### EXERCISE
State only the number of lines that include "title".
── DATASET RECORDS ──
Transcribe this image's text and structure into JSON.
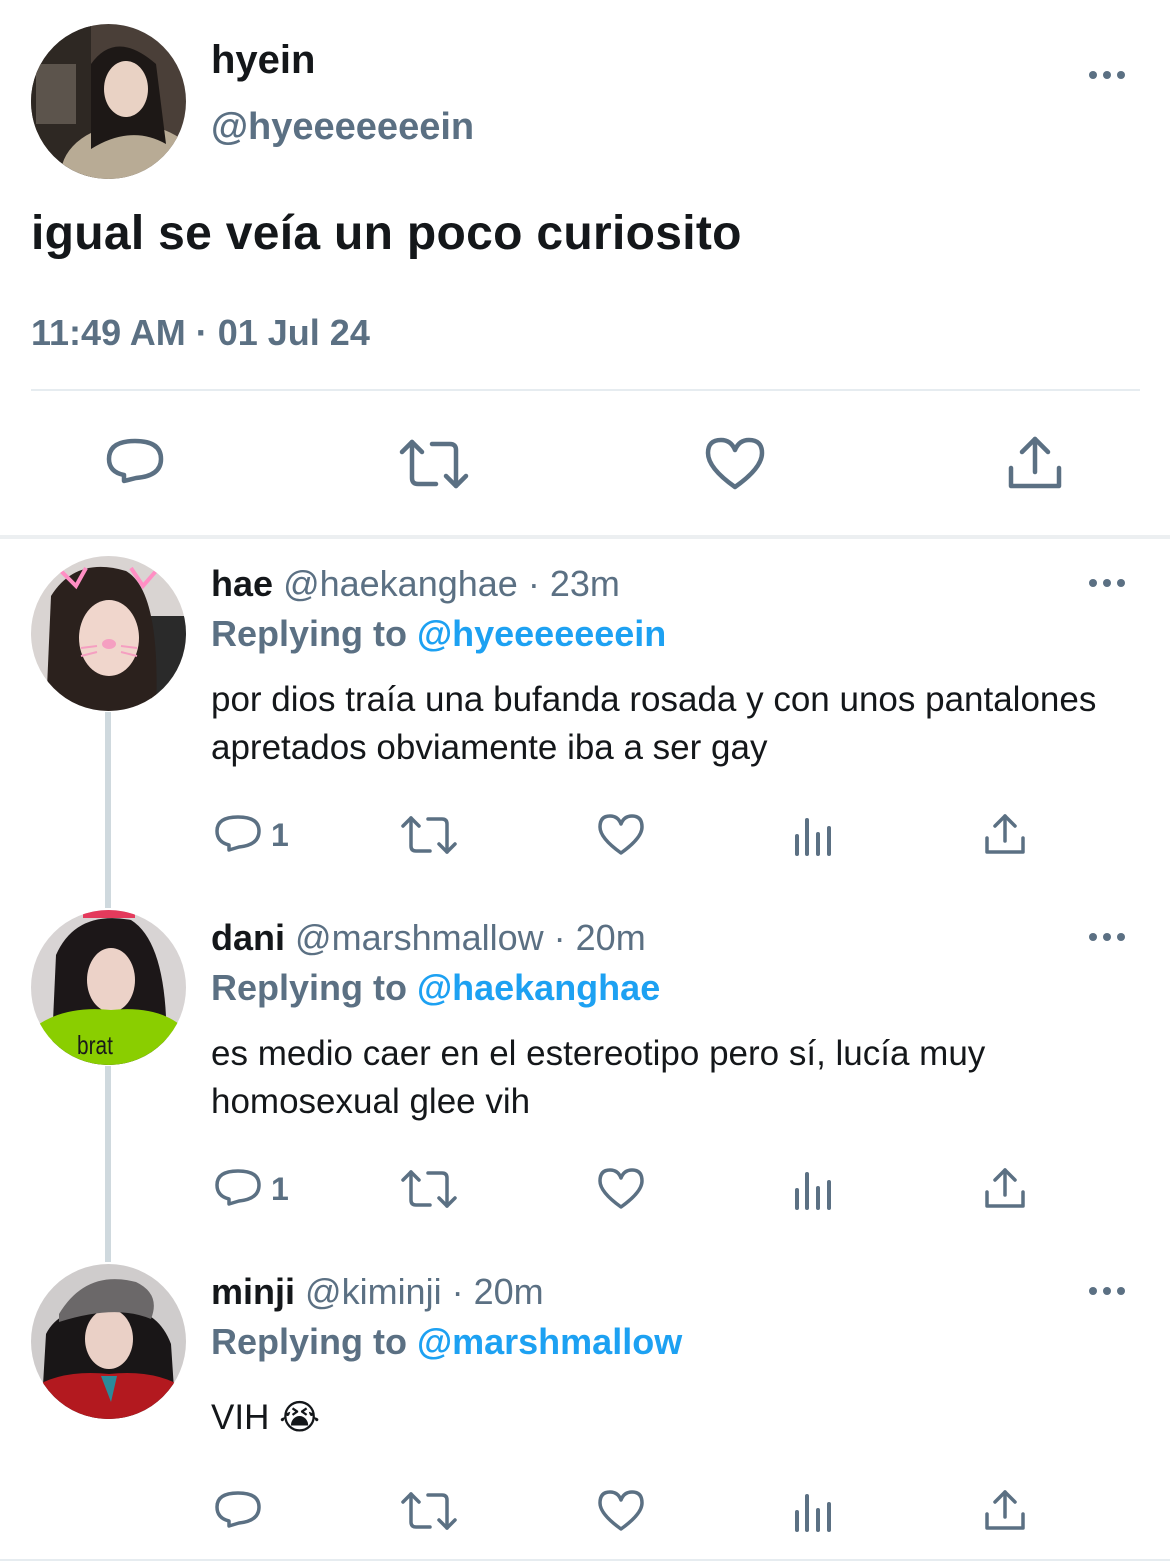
{
  "tweet": {
    "name": "hyein",
    "handle": "@hyeeeeeeein",
    "text": "igual se veía un poco curiosito",
    "timestamp": "11:49 AM · 01 Jul 24"
  },
  "replies": [
    {
      "name": "hae",
      "handle": "@haekanghae",
      "time": "23m",
      "replying_label": "Replying to",
      "replying_to": "@hyeeeeeeein",
      "text": "por dios traía una bufanda rosada y con unos pantalones apretados obviamente iba a ser gay",
      "reply_count": "1"
    },
    {
      "name": "dani",
      "handle": "@marshmallow",
      "time": "20m",
      "replying_label": "Replying to",
      "replying_to": "@haekanghae",
      "text": "es medio caer en el estereotipo pero sí, lucía muy homosexual glee vih",
      "reply_count": "1",
      "avatar_text": "brat"
    },
    {
      "name": "minji",
      "handle": "@kiminji",
      "time": "20m",
      "replying_label": "Replying to",
      "replying_to": "@marshmallow",
      "text": "VIH 😭",
      "reply_count": ""
    }
  ],
  "colors": {
    "text": "#14171a",
    "secondary": "#5b7083",
    "link": "#1da1f2",
    "divider": "#e6ecf0",
    "brat_green": "#8ace00"
  }
}
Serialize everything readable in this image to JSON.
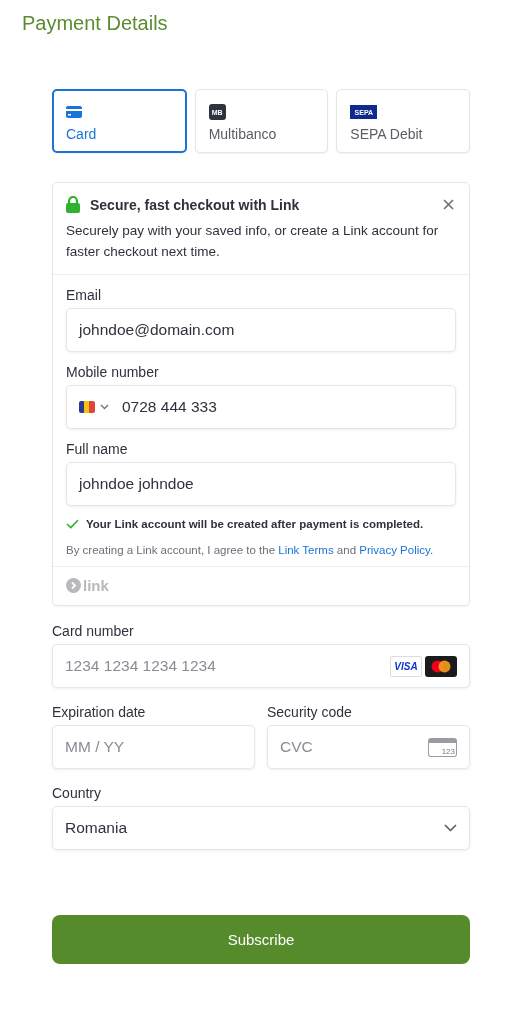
{
  "page": {
    "title": "Payment Details"
  },
  "payment_methods": [
    {
      "kind": "card",
      "label": "Card",
      "selected": true
    },
    {
      "kind": "multibanco",
      "label": "Multibanco",
      "logo_text": "MB",
      "selected": false
    },
    {
      "kind": "sepa",
      "label": "SEPA Debit",
      "logo_text": "SEPA",
      "selected": false
    }
  ],
  "link_panel": {
    "title": "Secure, fast checkout with Link",
    "description": "Securely pay with your saved info, or create a Link account for faster checkout next time.",
    "fields": [
      {
        "kind": "text",
        "label": "Email",
        "value": "johndoe@domain.com"
      },
      {
        "kind": "phone",
        "label": "Mobile number",
        "value": "0728 444 333"
      },
      {
        "kind": "text",
        "label": "Full name",
        "value": "johndoe johndoe"
      }
    ],
    "confirmation": "Your Link account will be created after payment is completed.",
    "terms": [
      {
        "kind": "text",
        "text": "By creating a Link account, I agree to the "
      },
      {
        "kind": "link",
        "text": "Link Terms"
      },
      {
        "kind": "text",
        "text": " and "
      },
      {
        "kind": "link",
        "text": "Privacy Policy"
      },
      {
        "kind": "text",
        "text": "."
      }
    ],
    "brand": "link"
  },
  "card_form": {
    "card_number": {
      "label": "Card number",
      "placeholder": "1234 1234 1234 1234",
      "brands": [
        {
          "kind": "visa",
          "text": "VISA"
        },
        {
          "kind": "mastercard"
        }
      ]
    },
    "expiration": {
      "label": "Expiration date",
      "placeholder": "MM / YY"
    },
    "security_code": {
      "label": "Security code",
      "placeholder": "CVC",
      "icon_text": "123"
    },
    "country": {
      "label": "Country",
      "value": "Romania"
    }
  },
  "submit": {
    "label": "Subscribe"
  }
}
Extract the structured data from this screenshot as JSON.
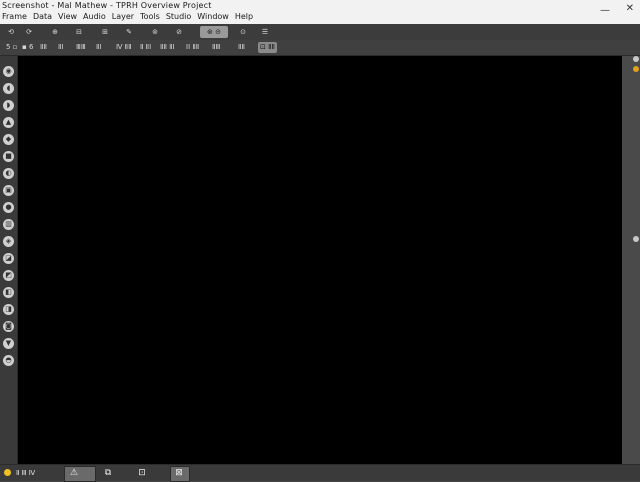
{
  "window": {
    "title": "Screenshot - Mal Mathew - TPRH Overview Project",
    "minimize_glyph": "—",
    "close_glyph": "✕"
  },
  "menu": {
    "items": [
      "Frame",
      "Data",
      "View",
      "Audio",
      "Layer",
      "Tools",
      "Studio",
      "Window",
      "Help"
    ]
  },
  "toolbar1": {
    "items": [
      {
        "label": "⟲",
        "icon": "undo-icon"
      },
      {
        "label": "⟳",
        "icon": "redo-icon"
      },
      {
        "label": "⊕",
        "icon": "zoom-in-icon"
      },
      {
        "label": "⊟",
        "icon": "frame-icon"
      },
      {
        "label": "⊞",
        "icon": "grid-icon"
      },
      {
        "label": "✎",
        "icon": "pencil-icon"
      },
      {
        "label": "⊚",
        "icon": "target-icon"
      },
      {
        "label": "⊘",
        "icon": "mask-icon"
      },
      {
        "label": "⊙",
        "icon": "record-icon"
      },
      {
        "label": "☰",
        "icon": "menu-icon"
      }
    ],
    "active_label": "⊛ ⊝"
  },
  "toolbar2": {
    "items": [
      "5 ▫",
      "▪ 6",
      "ⅡⅡ",
      "ⅡⅠ",
      "ⅢⅢ",
      "ⅡⅠ",
      "Ⅳ ⅡⅡ",
      "Ⅱ ⅡⅠ",
      "ⅡⅡ ⅡⅠ",
      "ⅠⅠ ⅡⅡ",
      "ⅡⅢ",
      "ⅡⅡ",
      "⊡ ⅡⅡ"
    ]
  },
  "left_tools": [
    "◉",
    "◖",
    "◗",
    "▲",
    "◆",
    "■",
    "◐",
    "▣",
    "●",
    "▥",
    "◈",
    "◪",
    "◩",
    "◧",
    "◨",
    "◙",
    "▼",
    "◓"
  ],
  "status": {
    "left_text": "Ⅱ Ⅲ Ⅳ",
    "icons": [
      {
        "glyph": "⚠",
        "name": "warning-icon"
      },
      {
        "glyph": "⧉",
        "name": "layers-icon"
      },
      {
        "glyph": "⊡",
        "name": "monitor-icon"
      },
      {
        "glyph": "⊠",
        "name": "crop-icon"
      }
    ]
  }
}
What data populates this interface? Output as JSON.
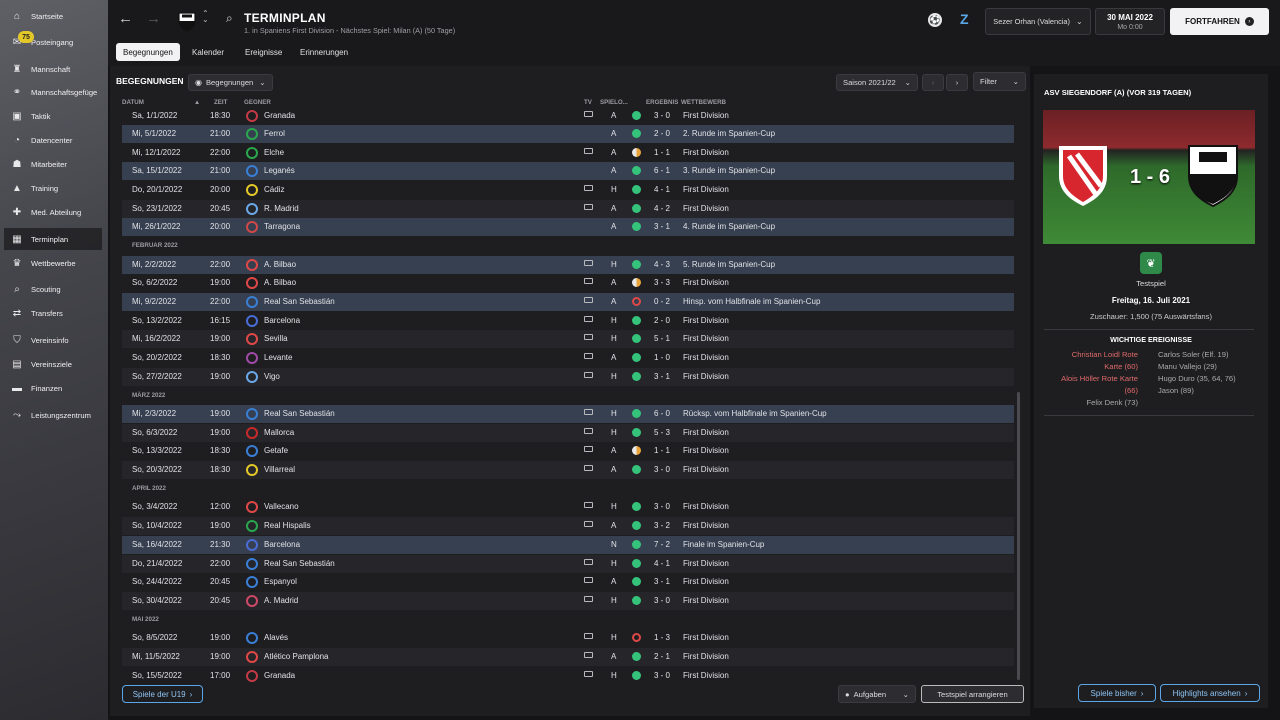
───
### OUTPUT FOR THIS EXERCISE
3